* _Given task_
Leaving the pictures aside, transcribe every line below exactly.

____________

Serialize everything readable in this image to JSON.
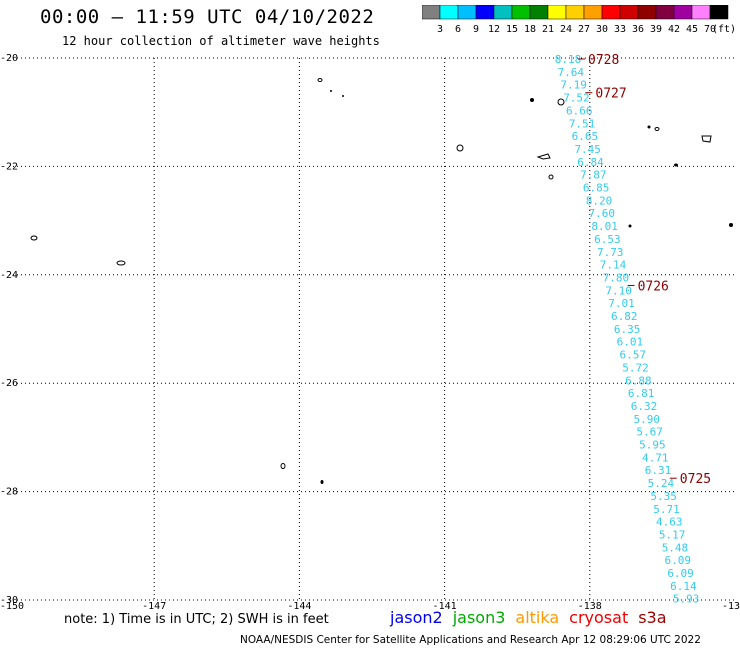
{
  "title": "00:00 – 11:59 UTC 04/10/2022",
  "subtitle": "12 hour collection of altimeter wave heights",
  "colorbar": {
    "unit": "(ft)",
    "ticks": [
      "3",
      "6",
      "9",
      "12",
      "15",
      "18",
      "21",
      "24",
      "27",
      "30",
      "33",
      "36",
      "39",
      "42",
      "45",
      "70"
    ],
    "colors": [
      "#808080",
      "#00ffff",
      "#00bfff",
      "#0000ff",
      "#00c0c0",
      "#00c000",
      "#008000",
      "#ffff00",
      "#ffd000",
      "#ffa000",
      "#ff0000",
      "#d00000",
      "#900000",
      "#800040",
      "#a000a0",
      "#ff80ff",
      "#000000"
    ]
  },
  "map": {
    "lon_range": [
      -150,
      -135
    ],
    "lat_range": [
      -30,
      -20
    ],
    "x_tick_labels": [
      "-150",
      "-147",
      "-144",
      "-141",
      "-138",
      "-13"
    ],
    "y_tick_labels": [
      "-20",
      "-22",
      "-24",
      "-26",
      "-28",
      "-30"
    ]
  },
  "track": {
    "color": "#33ccee",
    "wave_heights": [
      "8.18",
      "7.64",
      "7.19",
      "7.52",
      "6.66",
      "7.51",
      "6.65",
      "7.45",
      "6.84",
      "7.87",
      "6.85",
      "8.20",
      "7.60",
      "8.01",
      "6.53",
      "7.73",
      "7.14",
      "7.80",
      "7.10",
      "7.01",
      "6.82",
      "6.35",
      "6.01",
      "6.57",
      "5.72",
      "6.88",
      "6.81",
      "6.32",
      "5.90",
      "5.67",
      "5.95",
      "4.71",
      "6.31",
      "5.24",
      "5.35",
      "5.71",
      "4.63",
      "5.17",
      "5.48",
      "6.09",
      "6.09",
      "6.14",
      "5.93"
    ],
    "time_labels": [
      "0728",
      "0727",
      "0726",
      "0725"
    ],
    "time_color": "#8b0000"
  },
  "note": "note: 1) Time is in UTC; 2) SWH is in feet",
  "satellites": [
    {
      "name": "jason2",
      "color": "#0000ee"
    },
    {
      "name": "jason3",
      "color": "#00aa00"
    },
    {
      "name": "altika",
      "color": "#ff9900"
    },
    {
      "name": "cryosat",
      "color": "#ee0000"
    },
    {
      "name": "s3a",
      "color": "#990000"
    }
  ],
  "credit": "NOAA/NESDIS Center for Satellite Applications and Research   Apr 12 08:29:06 UTC 2022"
}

____________

* _Response to this exercise_
Serialize everything readable in this image to JSON.
{
  "title": "00:00 – 11:59 UTC 04/10/2022",
  "subtitle": "12 hour collection of altimeter wave heights",
  "colorbar": {
    "unit": "(ft)",
    "ticks": [
      "3",
      "6",
      "9",
      "12",
      "15",
      "18",
      "21",
      "24",
      "27",
      "30",
      "33",
      "36",
      "39",
      "42",
      "45",
      "70"
    ],
    "colors": [
      "#808080",
      "#00ffff",
      "#00bfff",
      "#0000ff",
      "#00c0c0",
      "#00c000",
      "#008000",
      "#ffff00",
      "#ffd000",
      "#ffa000",
      "#ff0000",
      "#d00000",
      "#900000",
      "#800040",
      "#a000a0",
      "#ff80ff",
      "#000000"
    ]
  },
  "map": {
    "lon_range": [
      -150,
      -135
    ],
    "lat_range": [
      -30,
      -20
    ],
    "x_tick_labels": [
      "-150",
      "-147",
      "-144",
      "-141",
      "-138",
      "-13"
    ],
    "y_tick_labels": [
      "-20",
      "-22",
      "-24",
      "-26",
      "-28",
      "-30"
    ]
  },
  "track": {
    "color": "#33ccee",
    "wave_heights": [
      "8.18",
      "7.64",
      "7.19",
      "7.52",
      "6.66",
      "7.51",
      "6.65",
      "7.45",
      "6.84",
      "7.87",
      "6.85",
      "8.20",
      "7.60",
      "8.01",
      "6.53",
      "7.73",
      "7.14",
      "7.80",
      "7.10",
      "7.01",
      "6.82",
      "6.35",
      "6.01",
      "6.57",
      "5.72",
      "6.88",
      "6.81",
      "6.32",
      "5.90",
      "5.67",
      "5.95",
      "4.71",
      "6.31",
      "5.24",
      "5.35",
      "5.71",
      "4.63",
      "5.17",
      "5.48",
      "6.09",
      "6.09",
      "6.14",
      "5.93"
    ],
    "time_labels": [
      "0728",
      "0727",
      "0726",
      "0725"
    ],
    "time_color": "#8b0000"
  },
  "note": "note: 1) Time is in UTC; 2) SWH is in feet",
  "satellites": [
    {
      "name": "jason2",
      "color": "#0000ee"
    },
    {
      "name": "jason3",
      "color": "#00aa00"
    },
    {
      "name": "altika",
      "color": "#ff9900"
    },
    {
      "name": "cryosat",
      "color": "#ee0000"
    },
    {
      "name": "s3a",
      "color": "#990000"
    }
  ],
  "credit": "NOAA/NESDIS Center for Satellite Applications and Research   Apr 12 08:29:06 UTC 2022"
}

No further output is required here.